-- START --

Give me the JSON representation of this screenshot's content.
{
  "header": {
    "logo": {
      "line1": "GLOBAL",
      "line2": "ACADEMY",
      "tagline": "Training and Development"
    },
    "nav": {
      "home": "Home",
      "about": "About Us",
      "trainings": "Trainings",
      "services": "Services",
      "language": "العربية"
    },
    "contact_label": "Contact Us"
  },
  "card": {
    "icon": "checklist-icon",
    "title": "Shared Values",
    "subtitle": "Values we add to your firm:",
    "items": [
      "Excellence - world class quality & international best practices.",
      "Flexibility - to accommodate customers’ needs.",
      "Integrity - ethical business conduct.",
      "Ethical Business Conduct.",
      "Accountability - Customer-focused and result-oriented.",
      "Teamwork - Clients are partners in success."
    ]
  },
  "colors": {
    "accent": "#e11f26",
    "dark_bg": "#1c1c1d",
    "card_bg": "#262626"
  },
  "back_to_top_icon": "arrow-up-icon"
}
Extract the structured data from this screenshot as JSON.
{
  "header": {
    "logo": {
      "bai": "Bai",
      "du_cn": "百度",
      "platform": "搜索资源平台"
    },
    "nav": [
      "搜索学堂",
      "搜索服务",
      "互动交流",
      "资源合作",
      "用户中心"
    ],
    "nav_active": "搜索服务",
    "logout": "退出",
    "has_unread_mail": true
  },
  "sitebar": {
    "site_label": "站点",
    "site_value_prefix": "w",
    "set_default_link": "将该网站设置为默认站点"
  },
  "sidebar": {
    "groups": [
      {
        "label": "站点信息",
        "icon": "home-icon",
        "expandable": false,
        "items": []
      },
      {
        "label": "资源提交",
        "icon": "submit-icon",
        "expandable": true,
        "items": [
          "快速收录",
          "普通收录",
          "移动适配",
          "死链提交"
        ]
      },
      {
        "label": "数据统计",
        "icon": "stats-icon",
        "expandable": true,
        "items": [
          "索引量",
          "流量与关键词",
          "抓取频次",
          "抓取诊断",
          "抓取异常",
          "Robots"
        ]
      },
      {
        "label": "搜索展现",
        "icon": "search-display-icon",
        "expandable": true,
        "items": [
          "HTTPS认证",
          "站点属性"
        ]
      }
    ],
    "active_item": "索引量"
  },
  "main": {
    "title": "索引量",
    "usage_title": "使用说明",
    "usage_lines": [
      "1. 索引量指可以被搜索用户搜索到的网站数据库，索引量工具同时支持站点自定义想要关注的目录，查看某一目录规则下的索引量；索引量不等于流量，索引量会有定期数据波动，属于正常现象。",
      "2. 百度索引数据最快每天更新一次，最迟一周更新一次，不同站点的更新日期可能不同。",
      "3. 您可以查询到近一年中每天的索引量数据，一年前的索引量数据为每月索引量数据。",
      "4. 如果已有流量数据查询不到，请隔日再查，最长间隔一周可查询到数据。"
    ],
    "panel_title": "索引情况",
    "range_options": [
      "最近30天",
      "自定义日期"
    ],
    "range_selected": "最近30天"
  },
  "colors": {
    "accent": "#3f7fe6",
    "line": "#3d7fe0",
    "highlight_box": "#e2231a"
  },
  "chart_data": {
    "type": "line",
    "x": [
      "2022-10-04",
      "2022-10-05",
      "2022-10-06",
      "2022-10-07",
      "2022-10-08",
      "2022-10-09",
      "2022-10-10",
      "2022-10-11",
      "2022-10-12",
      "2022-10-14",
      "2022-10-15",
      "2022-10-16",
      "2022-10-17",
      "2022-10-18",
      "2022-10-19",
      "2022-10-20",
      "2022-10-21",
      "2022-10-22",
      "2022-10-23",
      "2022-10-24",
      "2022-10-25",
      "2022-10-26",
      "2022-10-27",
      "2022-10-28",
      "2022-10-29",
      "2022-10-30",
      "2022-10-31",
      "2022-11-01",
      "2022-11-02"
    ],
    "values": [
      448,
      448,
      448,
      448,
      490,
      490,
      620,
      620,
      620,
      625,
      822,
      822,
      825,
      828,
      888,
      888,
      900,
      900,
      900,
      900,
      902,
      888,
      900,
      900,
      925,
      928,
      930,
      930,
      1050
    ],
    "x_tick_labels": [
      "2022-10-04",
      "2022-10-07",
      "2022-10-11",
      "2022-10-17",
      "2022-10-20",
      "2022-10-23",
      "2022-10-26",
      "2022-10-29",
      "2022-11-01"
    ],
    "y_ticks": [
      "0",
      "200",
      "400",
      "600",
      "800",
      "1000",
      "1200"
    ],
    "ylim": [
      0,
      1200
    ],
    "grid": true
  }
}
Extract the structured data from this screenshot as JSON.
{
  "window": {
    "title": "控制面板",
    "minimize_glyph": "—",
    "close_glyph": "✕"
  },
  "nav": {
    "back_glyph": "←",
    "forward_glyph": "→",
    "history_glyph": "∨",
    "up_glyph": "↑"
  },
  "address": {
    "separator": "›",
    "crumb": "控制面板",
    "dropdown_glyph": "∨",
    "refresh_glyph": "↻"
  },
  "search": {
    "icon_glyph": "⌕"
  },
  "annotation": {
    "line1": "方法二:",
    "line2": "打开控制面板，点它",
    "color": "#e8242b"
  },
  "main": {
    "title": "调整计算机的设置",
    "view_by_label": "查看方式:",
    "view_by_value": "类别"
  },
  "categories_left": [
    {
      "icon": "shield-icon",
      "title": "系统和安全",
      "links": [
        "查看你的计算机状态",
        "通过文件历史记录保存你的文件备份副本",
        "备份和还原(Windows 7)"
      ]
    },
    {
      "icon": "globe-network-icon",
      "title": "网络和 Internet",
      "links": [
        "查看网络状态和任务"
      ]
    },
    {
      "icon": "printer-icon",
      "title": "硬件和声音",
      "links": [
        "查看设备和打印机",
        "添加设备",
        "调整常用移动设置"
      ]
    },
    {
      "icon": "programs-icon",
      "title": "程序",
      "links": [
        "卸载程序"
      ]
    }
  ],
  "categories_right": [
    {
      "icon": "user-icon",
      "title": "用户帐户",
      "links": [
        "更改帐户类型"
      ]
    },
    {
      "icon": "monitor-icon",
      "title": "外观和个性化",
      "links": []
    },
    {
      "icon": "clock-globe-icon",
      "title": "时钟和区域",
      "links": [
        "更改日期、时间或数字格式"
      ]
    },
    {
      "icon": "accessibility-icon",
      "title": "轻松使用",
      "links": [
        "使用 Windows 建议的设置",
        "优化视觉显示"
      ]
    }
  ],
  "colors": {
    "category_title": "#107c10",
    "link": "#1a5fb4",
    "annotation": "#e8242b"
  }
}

-- END --

TO BE DONE: Retype the data exactly as given.

WRITTEN ANSWER:
Give me the JSON representation of this screenshot's content.
{
  "header": {
    "logo": {
      "line1": "GLOBAL",
      "line2": "ACADEMY",
      "tagline": "Training and Development"
    },
    "nav": {
      "home": "Home",
      "about": "About Us",
      "trainings": "Trainings",
      "services": "Services",
      "language": "العربية"
    },
    "contact_label": "Contact Us"
  },
  "card": {
    "icon": "checklist-icon",
    "title": "Shared Values",
    "subtitle": "Values we add to your firm:",
    "items": [
      "Excellence - world class quality & international best practices.",
      "Flexibility - to accommodate customers’ needs.",
      "Integrity - ethical business conduct.",
      "Ethical Business Conduct.",
      "Accountability - Customer-focused and result-oriented.",
      "Teamwork - Clients are partners in success."
    ]
  },
  "colors": {
    "accent": "#e11f26",
    "dark_bg": "#1c1c1d",
    "card_bg": "#262626"
  },
  "back_to_top_icon": "arrow-up-icon"
}
Extract the structured data from this screenshot as JSON.
{
  "header": {
    "logo": {
      "bai": "Bai",
      "du_cn": "百度",
      "platform": "搜索资源平台"
    },
    "nav": [
      "搜索学堂",
      "搜索服务",
      "互动交流",
      "资源合作",
      "用户中心"
    ],
    "nav_active": "搜索服务",
    "logout": "退出",
    "has_unread_mail": true
  },
  "sitebar": {
    "site_label": "站点",
    "site_value_prefix": "w",
    "set_default_link": "将该网站设置为默认站点"
  },
  "sidebar": {
    "groups": [
      {
        "label": "站点信息",
        "icon": "home-icon",
        "expandable": false,
        "items": []
      },
      {
        "label": "资源提交",
        "icon": "submit-icon",
        "expandable": true,
        "items": [
          "快速收录",
          "普通收录",
          "移动适配",
          "死链提交"
        ]
      },
      {
        "label": "数据统计",
        "icon": "stats-icon",
        "expandable": true,
        "items": [
          "索引量",
          "流量与关键词",
          "抓取频次",
          "抓取诊断",
          "抓取异常",
          "Robots"
        ]
      },
      {
        "label": "搜索展现",
        "icon": "search-display-icon",
        "expandable": true,
        "items": [
          "HTTPS认证",
          "站点属性"
        ]
      }
    ],
    "active_item": "索引量"
  },
  "main": {
    "title": "索引量",
    "usage_title": "使用说明",
    "usage_lines": [
      "1. 索引量指可以被搜索用户搜索到的网站数据库，索引量工具同时支持站点自定义想要关注的目录，查看某一目录规则下的索引量；索引量不等于流量，索引量会有定期数据波动，属于正常现象。",
      "2. 百度索引数据最快每天更新一次，最迟一周更新一次，不同站点的更新日期可能不同。",
      "3. 您可以查询到近一年中每天的索引量数据，一年前的索引量数据为每月索引量数据。",
      "4. 如果已有流量数据查询不到，请隔日再查，最长间隔一周可查询到数据。"
    ],
    "panel_title": "索引情况",
    "range_options": [
      "最近30天",
      "自定义日期"
    ],
    "range_selected": "最近30天"
  },
  "colors": {
    "accent": "#3f7fe6",
    "line": "#3d7fe0",
    "highlight_box": "#e2231a"
  },
  "chart_data": {
    "type": "line",
    "x": [
      "2022-10-04",
      "2022-10-05",
      "2022-10-06",
      "2022-10-07",
      "2022-10-08",
      "2022-10-09",
      "2022-10-10",
      "2022-10-11",
      "2022-10-12",
      "2022-10-14",
      "2022-10-15",
      "2022-10-16",
      "2022-10-17",
      "2022-10-18",
      "2022-10-19",
      "2022-10-20",
      "2022-10-21",
      "2022-10-22",
      "2022-10-23",
      "2022-10-24",
      "2022-10-25",
      "2022-10-26",
      "2022-10-27",
      "2022-10-28",
      "2022-10-29",
      "2022-10-30",
      "2022-10-31",
      "2022-11-01",
      "2022-11-02"
    ],
    "values": [
      448,
      448,
      448,
      448,
      490,
      490,
      620,
      620,
      620,
      625,
      822,
      822,
      825,
      828,
      888,
      888,
      900,
      900,
      900,
      900,
      902,
      888,
      900,
      900,
      925,
      928,
      930,
      930,
      1050
    ],
    "x_tick_labels": [
      "2022-10-04",
      "2022-10-07",
      "2022-10-11",
      "2022-10-17",
      "2022-10-20",
      "2022-10-23",
      "2022-10-26",
      "2022-10-29",
      "2022-11-01"
    ],
    "y_ticks": [
      "0",
      "200",
      "400",
      "600",
      "800",
      "1000",
      "1200"
    ],
    "ylim": [
      0,
      1200
    ],
    "grid": true
  }
}
Extract the structured data from this screenshot as JSON.
{
  "window": {
    "title": "控制面板",
    "minimize_glyph": "—",
    "close_glyph": "✕"
  },
  "nav": {
    "back_glyph": "←",
    "forward_glyph": "→",
    "history_glyph": "∨",
    "up_glyph": "↑"
  },
  "address": {
    "separator": "›",
    "crumb": "控制面板",
    "dropdown_glyph": "∨",
    "refresh_glyph": "↻"
  },
  "search": {
    "icon_glyph": "⌕"
  },
  "annotation": {
    "line1": "方法二:",
    "line2": "打开控制面板，点它",
    "color": "#e8242b"
  },
  "main": {
    "title": "调整计算机的设置",
    "view_by_label": "查看方式:",
    "view_by_value": "类别"
  },
  "categories_left": [
    {
      "icon": "shield-icon",
      "title": "系统和安全",
      "links": [
        "查看你的计算机状态",
        "通过文件历史记录保存你的文件备份副本",
        "备份和还原(Windows 7)"
      ]
    },
    {
      "icon": "globe-network-icon",
      "title": "网络和 Internet",
      "links": [
        "查看网络状态和任务"
      ]
    },
    {
      "icon": "printer-icon",
      "title": "硬件和声音",
      "links": [
        "查看设备和打印机",
        "添加设备",
        "调整常用移动设置"
      ]
    },
    {
      "icon": "programs-icon",
      "title": "程序",
      "links": [
        "卸载程序"
      ]
    }
  ],
  "categories_right": [
    {
      "icon": "user-icon",
      "title": "用户帐户",
      "links": [
        "更改帐户类型"
      ]
    },
    {
      "icon": "monitor-icon",
      "title": "外观和个性化",
      "links": []
    },
    {
      "icon": "clock-globe-icon",
      "title": "时钟和区域",
      "links": [
        "更改日期、时间或数字格式"
      ]
    },
    {
      "icon": "accessibility-icon",
      "title": "轻松使用",
      "links": [
        "使用 Windows 建议的设置",
        "优化视觉显示"
      ]
    }
  ],
  "colors": {
    "category_title": "#107c10",
    "link": "#1a5fb4",
    "annotation": "#e8242b"
  }
}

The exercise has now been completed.